(Collected data)
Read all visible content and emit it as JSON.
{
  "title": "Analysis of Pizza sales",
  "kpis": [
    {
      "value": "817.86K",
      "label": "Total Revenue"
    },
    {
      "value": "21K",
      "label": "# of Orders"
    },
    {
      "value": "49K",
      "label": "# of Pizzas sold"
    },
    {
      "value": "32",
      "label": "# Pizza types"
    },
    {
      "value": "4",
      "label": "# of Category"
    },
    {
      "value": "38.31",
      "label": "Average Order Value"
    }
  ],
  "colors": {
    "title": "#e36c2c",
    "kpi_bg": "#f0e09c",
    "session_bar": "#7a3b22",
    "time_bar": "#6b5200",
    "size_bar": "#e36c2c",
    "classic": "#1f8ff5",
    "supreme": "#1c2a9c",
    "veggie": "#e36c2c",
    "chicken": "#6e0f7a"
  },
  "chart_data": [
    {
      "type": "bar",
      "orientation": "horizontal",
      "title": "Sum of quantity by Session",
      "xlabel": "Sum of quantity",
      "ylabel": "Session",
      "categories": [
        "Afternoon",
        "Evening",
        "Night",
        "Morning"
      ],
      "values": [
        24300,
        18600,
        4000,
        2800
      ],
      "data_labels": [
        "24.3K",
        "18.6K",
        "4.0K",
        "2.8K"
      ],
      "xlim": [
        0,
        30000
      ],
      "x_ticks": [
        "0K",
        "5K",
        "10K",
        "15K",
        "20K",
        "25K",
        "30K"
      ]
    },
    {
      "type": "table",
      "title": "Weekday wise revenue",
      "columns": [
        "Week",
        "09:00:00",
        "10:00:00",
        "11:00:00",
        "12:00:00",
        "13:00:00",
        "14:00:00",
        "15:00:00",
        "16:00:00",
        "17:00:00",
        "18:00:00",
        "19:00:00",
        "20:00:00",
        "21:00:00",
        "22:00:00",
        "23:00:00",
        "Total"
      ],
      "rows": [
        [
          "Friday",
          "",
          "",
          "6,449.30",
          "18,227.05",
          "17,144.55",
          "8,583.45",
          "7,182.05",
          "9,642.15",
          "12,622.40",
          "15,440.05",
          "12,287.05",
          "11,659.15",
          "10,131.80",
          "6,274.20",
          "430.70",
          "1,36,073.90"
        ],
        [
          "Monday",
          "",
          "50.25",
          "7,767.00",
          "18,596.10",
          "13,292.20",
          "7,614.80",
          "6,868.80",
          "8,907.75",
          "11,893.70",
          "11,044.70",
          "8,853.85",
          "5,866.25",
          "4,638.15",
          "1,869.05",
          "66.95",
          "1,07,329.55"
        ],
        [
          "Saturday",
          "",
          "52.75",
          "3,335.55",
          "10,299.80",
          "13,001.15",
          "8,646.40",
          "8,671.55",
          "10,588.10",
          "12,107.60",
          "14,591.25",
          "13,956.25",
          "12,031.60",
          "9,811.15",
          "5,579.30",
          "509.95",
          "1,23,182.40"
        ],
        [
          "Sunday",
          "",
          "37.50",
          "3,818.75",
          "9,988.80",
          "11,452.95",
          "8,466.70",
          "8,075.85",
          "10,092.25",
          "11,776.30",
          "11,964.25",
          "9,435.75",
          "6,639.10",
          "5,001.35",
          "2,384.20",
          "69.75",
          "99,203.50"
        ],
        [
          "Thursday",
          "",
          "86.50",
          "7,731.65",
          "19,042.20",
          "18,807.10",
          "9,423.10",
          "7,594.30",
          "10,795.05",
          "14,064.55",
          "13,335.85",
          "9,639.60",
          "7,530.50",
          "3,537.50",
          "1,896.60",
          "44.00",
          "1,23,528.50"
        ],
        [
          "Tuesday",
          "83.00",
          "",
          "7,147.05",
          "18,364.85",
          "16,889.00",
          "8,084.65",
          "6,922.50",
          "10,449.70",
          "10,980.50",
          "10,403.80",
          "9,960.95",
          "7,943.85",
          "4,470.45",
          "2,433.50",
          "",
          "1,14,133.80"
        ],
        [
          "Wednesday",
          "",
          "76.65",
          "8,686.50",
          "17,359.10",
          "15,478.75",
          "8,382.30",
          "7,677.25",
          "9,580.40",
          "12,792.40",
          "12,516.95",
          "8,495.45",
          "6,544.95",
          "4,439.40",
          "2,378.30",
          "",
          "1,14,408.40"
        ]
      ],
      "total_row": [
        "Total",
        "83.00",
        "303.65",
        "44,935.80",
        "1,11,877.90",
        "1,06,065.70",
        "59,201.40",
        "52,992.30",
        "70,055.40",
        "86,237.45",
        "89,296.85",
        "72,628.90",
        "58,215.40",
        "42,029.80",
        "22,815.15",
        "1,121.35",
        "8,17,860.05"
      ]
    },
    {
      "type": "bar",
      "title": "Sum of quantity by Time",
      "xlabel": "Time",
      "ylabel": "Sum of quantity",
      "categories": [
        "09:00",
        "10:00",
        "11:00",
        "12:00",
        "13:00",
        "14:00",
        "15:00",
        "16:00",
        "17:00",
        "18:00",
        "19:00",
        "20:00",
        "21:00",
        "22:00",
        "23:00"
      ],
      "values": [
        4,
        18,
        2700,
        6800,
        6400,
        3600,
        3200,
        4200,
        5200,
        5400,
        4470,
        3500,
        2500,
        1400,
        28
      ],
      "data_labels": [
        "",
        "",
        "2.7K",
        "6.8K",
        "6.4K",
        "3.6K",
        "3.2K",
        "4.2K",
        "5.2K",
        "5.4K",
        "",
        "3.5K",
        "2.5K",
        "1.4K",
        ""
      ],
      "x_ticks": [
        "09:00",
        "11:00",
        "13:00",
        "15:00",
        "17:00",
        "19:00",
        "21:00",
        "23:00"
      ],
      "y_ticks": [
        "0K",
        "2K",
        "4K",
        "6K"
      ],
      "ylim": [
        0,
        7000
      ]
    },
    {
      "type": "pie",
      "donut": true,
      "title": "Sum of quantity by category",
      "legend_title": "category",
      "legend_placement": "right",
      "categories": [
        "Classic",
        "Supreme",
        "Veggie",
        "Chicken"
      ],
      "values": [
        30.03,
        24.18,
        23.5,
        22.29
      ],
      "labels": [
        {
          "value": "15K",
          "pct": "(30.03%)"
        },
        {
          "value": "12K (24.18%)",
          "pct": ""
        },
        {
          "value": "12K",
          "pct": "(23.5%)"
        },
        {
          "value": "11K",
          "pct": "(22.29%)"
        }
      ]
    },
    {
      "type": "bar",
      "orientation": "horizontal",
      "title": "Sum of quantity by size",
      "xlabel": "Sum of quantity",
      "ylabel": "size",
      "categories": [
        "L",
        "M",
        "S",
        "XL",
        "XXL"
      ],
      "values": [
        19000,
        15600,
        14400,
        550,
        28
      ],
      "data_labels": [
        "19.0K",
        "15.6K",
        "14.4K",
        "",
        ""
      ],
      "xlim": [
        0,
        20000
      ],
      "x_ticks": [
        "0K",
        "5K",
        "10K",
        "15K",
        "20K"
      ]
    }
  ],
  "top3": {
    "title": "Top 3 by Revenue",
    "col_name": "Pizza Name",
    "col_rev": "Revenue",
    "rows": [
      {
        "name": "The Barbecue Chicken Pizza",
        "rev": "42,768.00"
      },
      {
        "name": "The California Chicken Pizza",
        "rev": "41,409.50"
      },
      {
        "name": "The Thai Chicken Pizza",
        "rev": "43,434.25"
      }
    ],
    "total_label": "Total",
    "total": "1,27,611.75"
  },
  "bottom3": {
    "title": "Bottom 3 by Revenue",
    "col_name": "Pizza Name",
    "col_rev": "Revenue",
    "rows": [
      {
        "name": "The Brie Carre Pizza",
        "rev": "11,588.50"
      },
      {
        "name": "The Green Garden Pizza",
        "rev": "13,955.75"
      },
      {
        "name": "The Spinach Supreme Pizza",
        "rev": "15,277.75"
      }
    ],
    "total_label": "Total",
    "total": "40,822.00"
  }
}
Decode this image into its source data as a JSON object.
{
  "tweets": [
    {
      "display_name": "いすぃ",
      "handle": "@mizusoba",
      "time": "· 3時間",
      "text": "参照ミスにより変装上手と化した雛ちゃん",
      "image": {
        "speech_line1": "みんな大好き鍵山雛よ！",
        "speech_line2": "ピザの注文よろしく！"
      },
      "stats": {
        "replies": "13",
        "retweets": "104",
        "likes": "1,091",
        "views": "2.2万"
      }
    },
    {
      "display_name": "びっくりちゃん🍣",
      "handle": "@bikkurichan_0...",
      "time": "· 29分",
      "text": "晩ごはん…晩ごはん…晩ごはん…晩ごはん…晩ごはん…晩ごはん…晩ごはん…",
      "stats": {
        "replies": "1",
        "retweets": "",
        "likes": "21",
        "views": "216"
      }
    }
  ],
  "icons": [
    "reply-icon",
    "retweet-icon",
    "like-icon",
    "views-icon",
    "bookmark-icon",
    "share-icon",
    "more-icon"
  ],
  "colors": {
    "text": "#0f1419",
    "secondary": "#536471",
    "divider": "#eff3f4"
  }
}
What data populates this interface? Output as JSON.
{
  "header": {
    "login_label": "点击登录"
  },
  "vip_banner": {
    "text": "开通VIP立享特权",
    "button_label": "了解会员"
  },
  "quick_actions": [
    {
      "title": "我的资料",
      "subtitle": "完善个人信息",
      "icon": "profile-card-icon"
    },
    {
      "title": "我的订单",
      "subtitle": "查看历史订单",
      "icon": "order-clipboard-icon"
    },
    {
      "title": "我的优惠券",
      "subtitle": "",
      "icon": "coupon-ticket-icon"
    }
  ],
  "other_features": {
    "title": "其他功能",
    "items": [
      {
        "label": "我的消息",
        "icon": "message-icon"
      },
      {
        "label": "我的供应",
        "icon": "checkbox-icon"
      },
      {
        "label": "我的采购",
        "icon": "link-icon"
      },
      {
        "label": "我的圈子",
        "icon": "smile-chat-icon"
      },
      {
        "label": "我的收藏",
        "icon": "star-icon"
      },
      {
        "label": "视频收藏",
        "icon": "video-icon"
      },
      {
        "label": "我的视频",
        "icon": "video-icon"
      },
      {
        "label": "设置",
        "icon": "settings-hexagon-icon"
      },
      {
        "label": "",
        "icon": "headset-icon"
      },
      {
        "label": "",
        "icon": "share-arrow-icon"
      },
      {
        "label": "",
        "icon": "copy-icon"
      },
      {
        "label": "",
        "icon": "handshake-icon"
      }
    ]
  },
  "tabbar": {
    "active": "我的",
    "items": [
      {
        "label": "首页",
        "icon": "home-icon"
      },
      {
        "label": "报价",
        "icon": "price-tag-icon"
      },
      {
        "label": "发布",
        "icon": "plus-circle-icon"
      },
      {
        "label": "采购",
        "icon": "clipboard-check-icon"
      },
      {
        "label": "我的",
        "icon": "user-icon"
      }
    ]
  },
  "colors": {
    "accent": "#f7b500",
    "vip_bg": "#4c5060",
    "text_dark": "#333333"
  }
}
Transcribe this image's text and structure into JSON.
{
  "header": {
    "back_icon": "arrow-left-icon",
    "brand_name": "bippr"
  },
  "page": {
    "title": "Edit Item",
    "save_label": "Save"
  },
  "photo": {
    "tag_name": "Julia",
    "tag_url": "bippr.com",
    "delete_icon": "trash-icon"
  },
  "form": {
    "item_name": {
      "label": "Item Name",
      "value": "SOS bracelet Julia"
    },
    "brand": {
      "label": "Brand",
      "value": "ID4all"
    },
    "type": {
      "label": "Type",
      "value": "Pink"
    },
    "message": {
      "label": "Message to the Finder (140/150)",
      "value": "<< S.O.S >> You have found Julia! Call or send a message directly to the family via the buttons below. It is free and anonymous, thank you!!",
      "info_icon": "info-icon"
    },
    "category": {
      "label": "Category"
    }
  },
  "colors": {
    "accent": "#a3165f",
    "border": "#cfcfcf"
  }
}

Exercise description: Only a number is expected here: the count of lines in the listing that hold the string "subtitle".

Response to this task: 3